## Begin

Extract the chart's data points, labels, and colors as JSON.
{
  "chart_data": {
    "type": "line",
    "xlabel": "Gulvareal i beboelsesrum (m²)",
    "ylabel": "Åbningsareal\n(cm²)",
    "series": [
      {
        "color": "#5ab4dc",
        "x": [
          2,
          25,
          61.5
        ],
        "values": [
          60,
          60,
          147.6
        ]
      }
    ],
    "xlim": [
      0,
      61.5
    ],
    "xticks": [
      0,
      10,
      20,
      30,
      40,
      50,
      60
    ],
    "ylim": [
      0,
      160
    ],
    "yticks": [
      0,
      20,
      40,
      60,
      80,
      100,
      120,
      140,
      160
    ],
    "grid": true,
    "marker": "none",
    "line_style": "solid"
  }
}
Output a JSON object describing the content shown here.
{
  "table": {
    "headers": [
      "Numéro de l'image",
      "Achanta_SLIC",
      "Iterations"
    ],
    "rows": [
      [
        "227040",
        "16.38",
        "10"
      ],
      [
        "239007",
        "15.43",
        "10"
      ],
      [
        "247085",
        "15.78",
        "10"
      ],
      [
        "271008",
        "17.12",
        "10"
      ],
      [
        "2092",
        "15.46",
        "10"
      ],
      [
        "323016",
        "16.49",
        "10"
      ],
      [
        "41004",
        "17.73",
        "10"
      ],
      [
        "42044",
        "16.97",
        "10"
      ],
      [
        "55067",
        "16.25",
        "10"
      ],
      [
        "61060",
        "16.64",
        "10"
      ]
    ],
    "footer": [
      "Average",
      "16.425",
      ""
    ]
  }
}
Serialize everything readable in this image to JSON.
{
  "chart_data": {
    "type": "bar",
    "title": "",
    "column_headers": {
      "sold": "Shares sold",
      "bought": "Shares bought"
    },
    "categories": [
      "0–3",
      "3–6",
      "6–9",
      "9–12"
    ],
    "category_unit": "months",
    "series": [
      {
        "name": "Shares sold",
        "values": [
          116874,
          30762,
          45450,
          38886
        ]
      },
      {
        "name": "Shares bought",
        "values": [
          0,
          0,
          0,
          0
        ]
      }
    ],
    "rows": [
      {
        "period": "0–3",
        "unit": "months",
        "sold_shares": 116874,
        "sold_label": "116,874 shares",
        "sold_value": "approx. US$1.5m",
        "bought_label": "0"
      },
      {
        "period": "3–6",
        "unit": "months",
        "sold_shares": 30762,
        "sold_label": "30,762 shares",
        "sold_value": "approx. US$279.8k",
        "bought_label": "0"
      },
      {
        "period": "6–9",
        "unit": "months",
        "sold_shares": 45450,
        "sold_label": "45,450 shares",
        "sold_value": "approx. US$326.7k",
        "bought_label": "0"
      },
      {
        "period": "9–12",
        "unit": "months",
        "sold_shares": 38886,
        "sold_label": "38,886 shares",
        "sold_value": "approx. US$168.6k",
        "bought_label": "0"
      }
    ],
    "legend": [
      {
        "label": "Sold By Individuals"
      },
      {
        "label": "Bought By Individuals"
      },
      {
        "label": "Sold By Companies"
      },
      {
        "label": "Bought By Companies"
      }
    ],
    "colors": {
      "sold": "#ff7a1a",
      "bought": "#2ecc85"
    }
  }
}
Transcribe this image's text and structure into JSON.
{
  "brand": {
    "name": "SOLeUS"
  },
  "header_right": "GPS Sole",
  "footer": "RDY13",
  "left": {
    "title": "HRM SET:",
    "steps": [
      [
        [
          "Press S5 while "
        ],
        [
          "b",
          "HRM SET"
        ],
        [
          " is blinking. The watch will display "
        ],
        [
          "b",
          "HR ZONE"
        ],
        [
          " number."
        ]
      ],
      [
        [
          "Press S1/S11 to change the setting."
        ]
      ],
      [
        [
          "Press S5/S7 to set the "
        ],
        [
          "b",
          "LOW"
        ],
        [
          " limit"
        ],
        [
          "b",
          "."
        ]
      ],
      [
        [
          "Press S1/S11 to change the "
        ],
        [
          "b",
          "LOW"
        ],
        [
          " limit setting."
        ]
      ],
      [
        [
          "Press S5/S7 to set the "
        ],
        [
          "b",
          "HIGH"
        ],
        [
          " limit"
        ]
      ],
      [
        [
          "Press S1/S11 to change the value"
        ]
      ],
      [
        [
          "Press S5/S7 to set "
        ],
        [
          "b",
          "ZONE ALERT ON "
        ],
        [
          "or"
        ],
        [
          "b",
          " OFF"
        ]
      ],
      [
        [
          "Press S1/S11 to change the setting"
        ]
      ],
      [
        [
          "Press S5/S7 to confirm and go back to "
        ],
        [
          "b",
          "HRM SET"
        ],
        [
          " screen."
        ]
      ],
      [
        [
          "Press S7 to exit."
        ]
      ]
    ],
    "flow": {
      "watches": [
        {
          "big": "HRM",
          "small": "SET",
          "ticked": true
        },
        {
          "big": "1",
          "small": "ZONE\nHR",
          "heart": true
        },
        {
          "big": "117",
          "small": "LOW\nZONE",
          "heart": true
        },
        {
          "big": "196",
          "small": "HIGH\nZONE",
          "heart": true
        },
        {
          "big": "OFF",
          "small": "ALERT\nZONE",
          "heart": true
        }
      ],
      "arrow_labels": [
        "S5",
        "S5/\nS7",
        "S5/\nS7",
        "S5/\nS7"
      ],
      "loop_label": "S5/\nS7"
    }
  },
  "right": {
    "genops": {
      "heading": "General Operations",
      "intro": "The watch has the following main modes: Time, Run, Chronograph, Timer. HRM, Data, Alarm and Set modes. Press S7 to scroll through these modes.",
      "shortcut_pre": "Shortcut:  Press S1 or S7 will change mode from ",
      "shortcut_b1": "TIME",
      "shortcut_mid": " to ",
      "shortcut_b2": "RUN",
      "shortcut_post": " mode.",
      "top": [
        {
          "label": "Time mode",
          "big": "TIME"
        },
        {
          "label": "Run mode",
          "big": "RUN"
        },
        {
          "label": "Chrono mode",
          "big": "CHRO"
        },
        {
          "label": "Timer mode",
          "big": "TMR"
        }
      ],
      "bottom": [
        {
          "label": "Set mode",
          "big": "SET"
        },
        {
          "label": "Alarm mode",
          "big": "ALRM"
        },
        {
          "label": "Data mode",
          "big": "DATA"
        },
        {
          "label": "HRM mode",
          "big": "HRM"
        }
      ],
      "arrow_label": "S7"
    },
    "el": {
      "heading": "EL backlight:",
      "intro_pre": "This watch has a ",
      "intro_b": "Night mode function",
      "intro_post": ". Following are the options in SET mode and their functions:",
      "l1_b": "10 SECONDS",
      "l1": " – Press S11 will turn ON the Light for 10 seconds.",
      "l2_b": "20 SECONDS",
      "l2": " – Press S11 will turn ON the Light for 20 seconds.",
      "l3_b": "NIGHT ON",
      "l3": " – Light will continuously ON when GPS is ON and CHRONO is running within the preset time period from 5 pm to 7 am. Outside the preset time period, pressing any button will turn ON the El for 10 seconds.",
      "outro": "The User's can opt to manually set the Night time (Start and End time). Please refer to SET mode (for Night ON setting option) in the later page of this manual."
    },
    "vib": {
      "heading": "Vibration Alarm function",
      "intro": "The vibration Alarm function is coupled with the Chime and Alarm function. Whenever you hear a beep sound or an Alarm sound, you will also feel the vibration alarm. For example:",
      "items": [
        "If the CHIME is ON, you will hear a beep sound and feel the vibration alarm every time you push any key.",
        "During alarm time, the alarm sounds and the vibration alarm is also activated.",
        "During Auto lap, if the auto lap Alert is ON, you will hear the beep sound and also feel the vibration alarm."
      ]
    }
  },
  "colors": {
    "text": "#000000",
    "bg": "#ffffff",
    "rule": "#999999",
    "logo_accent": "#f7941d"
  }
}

## End

▸ **Aim**
Quote all the records exactly, please, leaving none out.

▸ **Final answer**
Extract the chart's data points, labels, and colors as JSON.
{
  "chart_data": {
    "type": "line",
    "xlabel": "Gulvareal i beboelsesrum (m²)",
    "ylabel": "Åbningsareal\n(cm²)",
    "series": [
      {
        "color": "#5ab4dc",
        "x": [
          2,
          25,
          61.5
        ],
        "values": [
          60,
          60,
          147.6
        ]
      }
    ],
    "xlim": [
      0,
      61.5
    ],
    "xticks": [
      0,
      10,
      20,
      30,
      40,
      50,
      60
    ],
    "ylim": [
      0,
      160
    ],
    "yticks": [
      0,
      20,
      40,
      60,
      80,
      100,
      120,
      140,
      160
    ],
    "grid": true,
    "marker": "none",
    "line_style": "solid"
  }
}
Output a JSON object describing the content shown here.
{
  "table": {
    "headers": [
      "Numéro de l'image",
      "Achanta_SLIC",
      "Iterations"
    ],
    "rows": [
      [
        "227040",
        "16.38",
        "10"
      ],
      [
        "239007",
        "15.43",
        "10"
      ],
      [
        "247085",
        "15.78",
        "10"
      ],
      [
        "271008",
        "17.12",
        "10"
      ],
      [
        "2092",
        "15.46",
        "10"
      ],
      [
        "323016",
        "16.49",
        "10"
      ],
      [
        "41004",
        "17.73",
        "10"
      ],
      [
        "42044",
        "16.97",
        "10"
      ],
      [
        "55067",
        "16.25",
        "10"
      ],
      [
        "61060",
        "16.64",
        "10"
      ]
    ],
    "footer": [
      "Average",
      "16.425",
      ""
    ]
  }
}
Serialize everything readable in this image to JSON.
{
  "chart_data": {
    "type": "bar",
    "title": "",
    "column_headers": {
      "sold": "Shares sold",
      "bought": "Shares bought"
    },
    "categories": [
      "0–3",
      "3–6",
      "6–9",
      "9–12"
    ],
    "category_unit": "months",
    "series": [
      {
        "name": "Shares sold",
        "values": [
          116874,
          30762,
          45450,
          38886
        ]
      },
      {
        "name": "Shares bought",
        "values": [
          0,
          0,
          0,
          0
        ]
      }
    ],
    "rows": [
      {
        "period": "0–3",
        "unit": "months",
        "sold_shares": 116874,
        "sold_label": "116,874 shares",
        "sold_value": "approx. US$1.5m",
        "bought_label": "0"
      },
      {
        "period": "3–6",
        "unit": "months",
        "sold_shares": 30762,
        "sold_label": "30,762 shares",
        "sold_value": "approx. US$279.8k",
        "bought_label": "0"
      },
      {
        "period": "6–9",
        "unit": "months",
        "sold_shares": 45450,
        "sold_label": "45,450 shares",
        "sold_value": "approx. US$326.7k",
        "bought_label": "0"
      },
      {
        "period": "9–12",
        "unit": "months",
        "sold_shares": 38886,
        "sold_label": "38,886 shares",
        "sold_value": "approx. US$168.6k",
        "bought_label": "0"
      }
    ],
    "legend": [
      {
        "label": "Sold By Individuals"
      },
      {
        "label": "Bought By Individuals"
      },
      {
        "label": "Sold By Companies"
      },
      {
        "label": "Bought By Companies"
      }
    ],
    "colors": {
      "sold": "#ff7a1a",
      "bought": "#2ecc85"
    }
  }
}
Transcribe this image's text and structure into JSON.
{
  "brand": {
    "name": "SOLeUS"
  },
  "header_right": "GPS Sole",
  "footer": "RDY13",
  "left": {
    "title": "HRM SET:",
    "steps": [
      [
        [
          "Press S5 while "
        ],
        [
          "b",
          "HRM SET"
        ],
        [
          " is blinking. The watch will display "
        ],
        [
          "b",
          "HR ZONE"
        ],
        [
          " number."
        ]
      ],
      [
        [
          "Press S1/S11 to change the setting."
        ]
      ],
      [
        [
          "Press S5/S7 to set the "
        ],
        [
          "b",
          "LOW"
        ],
        [
          " limit"
        ],
        [
          "b",
          "."
        ]
      ],
      [
        [
          "Press S1/S11 to change the "
        ],
        [
          "b",
          "LOW"
        ],
        [
          " limit setting."
        ]
      ],
      [
        [
          "Press S5/S7 to set the "
        ],
        [
          "b",
          "HIGH"
        ],
        [
          " limit"
        ]
      ],
      [
        [
          "Press S1/S11 to change the value"
        ]
      ],
      [
        [
          "Press S5/S7 to set "
        ],
        [
          "b",
          "ZONE ALERT ON "
        ],
        [
          "or"
        ],
        [
          "b",
          " OFF"
        ]
      ],
      [
        [
          "Press S1/S11 to change the setting"
        ]
      ],
      [
        [
          "Press S5/S7 to confirm and go back to "
        ],
        [
          "b",
          "HRM SET"
        ],
        [
          " screen."
        ]
      ],
      [
        [
          "Press S7 to exit."
        ]
      ]
    ],
    "flow": {
      "watches": [
        {
          "big": "HRM",
          "small": "SET",
          "ticked": true
        },
        {
          "big": "1",
          "small": "ZONE\nHR",
          "heart": true
        },
        {
          "big": "117",
          "small": "LOW\nZONE",
          "heart": true
        },
        {
          "big": "196",
          "small": "HIGH\nZONE",
          "heart": true
        },
        {
          "big": "OFF",
          "small": "ALERT\nZONE",
          "heart": true
        }
      ],
      "arrow_labels": [
        "S5",
        "S5/\nS7",
        "S5/\nS7",
        "S5/\nS7"
      ],
      "loop_label": "S5/\nS7"
    }
  },
  "right": {
    "genops": {
      "heading": "General Operations",
      "intro": "The watch has the following main modes: Time, Run, Chronograph, Timer. HRM, Data, Alarm and Set modes. Press S7 to scroll through these modes.",
      "shortcut_pre": "Shortcut:  Press S1 or S7 will change mode from ",
      "shortcut_b1": "TIME",
      "shortcut_mid": " to ",
      "shortcut_b2": "RUN",
      "shortcut_post": " mode.",
      "top": [
        {
          "label": "Time mode",
          "big": "TIME"
        },
        {
          "label": "Run mode",
          "big": "RUN"
        },
        {
          "label": "Chrono mode",
          "big": "CHRO"
        },
        {
          "label": "Timer mode",
          "big": "TMR"
        }
      ],
      "bottom": [
        {
          "label": "Set mode",
          "big": "SET"
        },
        {
          "label": "Alarm mode",
          "big": "ALRM"
        },
        {
          "label": "Data mode",
          "big": "DATA"
        },
        {
          "label": "HRM mode",
          "big": "HRM"
        }
      ],
      "arrow_label": "S7"
    },
    "el": {
      "heading": "EL backlight:",
      "intro_pre": "This watch has a ",
      "intro_b": "Night mode function",
      "intro_post": ". Following are the options in SET mode and their functions:",
      "l1_b": "10 SECONDS",
      "l1": " – Press S11 will turn ON the Light for 10 seconds.",
      "l2_b": "20 SECONDS",
      "l2": " – Press S11 will turn ON the Light for 20 seconds.",
      "l3_b": "NIGHT ON",
      "l3": " – Light will continuously ON when GPS is ON and CHRONO is running within the preset time period from 5 pm to 7 am. Outside the preset time period, pressing any button will turn ON the El for 10 seconds.",
      "outro": "The User's can opt to manually set the Night time (Start and End time). Please refer to SET mode (for Night ON setting option) in the later page of this manual."
    },
    "vib": {
      "heading": "Vibration Alarm function",
      "intro": "The vibration Alarm function is coupled with the Chime and Alarm function. Whenever you hear a beep sound or an Alarm sound, you will also feel the vibration alarm. For example:",
      "items": [
        "If the CHIME is ON, you will hear a beep sound and feel the vibration alarm every time you push any key.",
        "During alarm time, the alarm sounds and the vibration alarm is also activated.",
        "During Auto lap, if the auto lap Alert is ON, you will hear the beep sound and also feel the vibration alarm."
      ]
    }
  },
  "colors": {
    "text": "#000000",
    "bg": "#ffffff",
    "rule": "#999999",
    "logo_accent": "#f7941d"
  }
}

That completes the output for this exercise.